**To do**:
**a.** Repeat word for word the passage of the Chat Aid data sources page from "Skip to main" to "accurate, company-specific information.".
**b.** Using the Chat Aid data sources page, answer yes or no to each statement and quote the words that decide it: (i) Chat Aid asks for broad access beyond what it needs to read content; (ii) answers come with their sources cited; (iii) Trello is listed under File Storage.
* BEGIN Text segment *
Skip to main content

Data Sources

Data sources are the foundation of Chat Aid. By connecting your company's apps and documents, you enable Chat Aid to answer questions with accurate, company-specific information.

Overview

Chat Aid integrates with 40+ data sources across multiple categories:

  • File Storage - Google Drive, Dropbox (Business & Personal), OneDrive, SharePoint, Custom Files
  • Knowledge Management - Notion, Confluence, ReadMe, Help Scout Docs, Coda, Zendesk Help Center
  • Helpdesk - Zendesk, Freshdesk, Intercom, Gorgias, Help Scout
  • Ticketing/Project Management - Jira, ClickUp, Trello, Asana, Monday.com, Linear, Azure DevOps, GitLab, Bitbucket, and more
  • CRM - HubSpot, Pipedrive, Copper, Freshsales, Salesforce, Zoho CRM, Capsule, Zendesk Sell, Close
  • HRIS - Humaans, Zoho People, GreytHR, HaileyHR, Square Payroll
  • Communication - Slack channels, Microsoft Teams channels
  • Marketing - ActiveCampaign, Accelo
  • Web Sources - Train on public or internal websites
  • Custom Files - Upload PDFs, Word docs, spreadsheets, ZIP archives, and more

How Data Sources Work

1. Connect

Securely connect Chat Aid to your data source using OAuth or API keys. Chat Aid requests only the minimum permissions needed to read your content.

2. Select

Choose which content to train on:

  • Specific folders or drives
  • Certain Notion workspaces or pages
  • Particular Slack channels
  • Selected Zendesk categories

3. Train

Chat Aid processes your content using either Advanced Training for optimized integrations (Slack, Teams, Notion, Confluence, etc.) or Standard Training for other sources:

  • Documents are intelligently chunked into searchable segments
  • Text is extracted from PDFs, images, and more
  • Structure and context are preserved
  • Embeddings are generated for semantic search
  • Metadata is integrated for better retrieval
Want better results?

Check out our Optimization Guide to learn how to structure your content for maximum accuracy.

When a question is asked:

  • Chat Aid searches across all your connected data sources
  • Relevant information is retrieved using semantic search
  • AI generates a comprehensive answer
  • Sources are cited for verification

Auto-Retrain (Automatic Updates)

Keep your knowledge base up-to-date automatically by setting up auto-retrain schedules for your data sources.

What is Auto-Retrain?

Auto-retrain automatically re-indexes your data sources on a schedule, ensuring Chat Aid always has the latest information without manual intervention.

Benefits:

  • 🔄 Always up-to-date information
  • ⏰ Set it and forget it
  • 📊 Automatic sync with source changes
  • 🎯 No manual retraining needed

Available Frequencies

FrequencyDescriptionAvailability
NeverManual retraining onlyAll plans
MonthlyRetrain once per monthAll plans
WeeklyRetrain once per weekTeam/Enterprise plans
DailyRetrain once per dayTeam/Enterprise plans
ContinuousReal-time updates via webhooksEnterprise plans (select sources)
* END Text segment *
* BEGIN Given material *
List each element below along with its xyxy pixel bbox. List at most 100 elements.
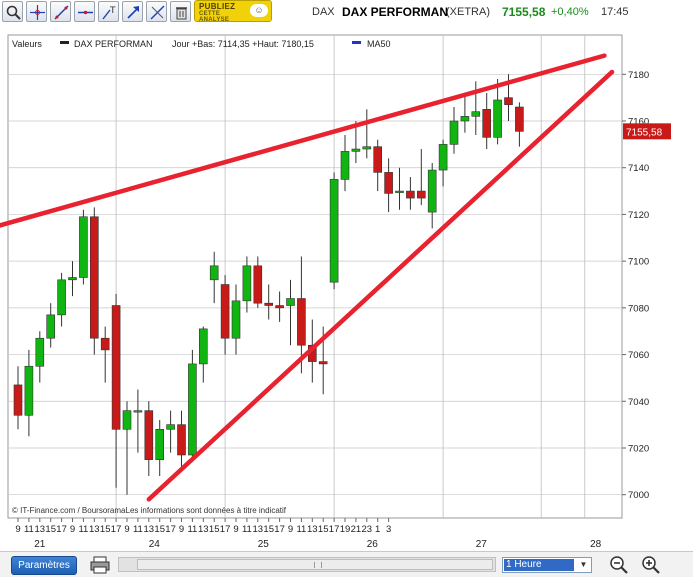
* END Given material *
**Results by task**:
**a.**
Skip to main content

Data Sources

Data sources are the foundation of Chat Aid. By connecting your company's apps and documents, you enable Chat Aid to answer questions with accurate, company-specific information.

**b.**
(i) No: "Chat Aid requests only the minimum permissions needed to read your content."
(ii) Yes: "Sources are cited for verification"
(iii) No: "Ticketing/Project Management - Jira, ClickUp, Trello"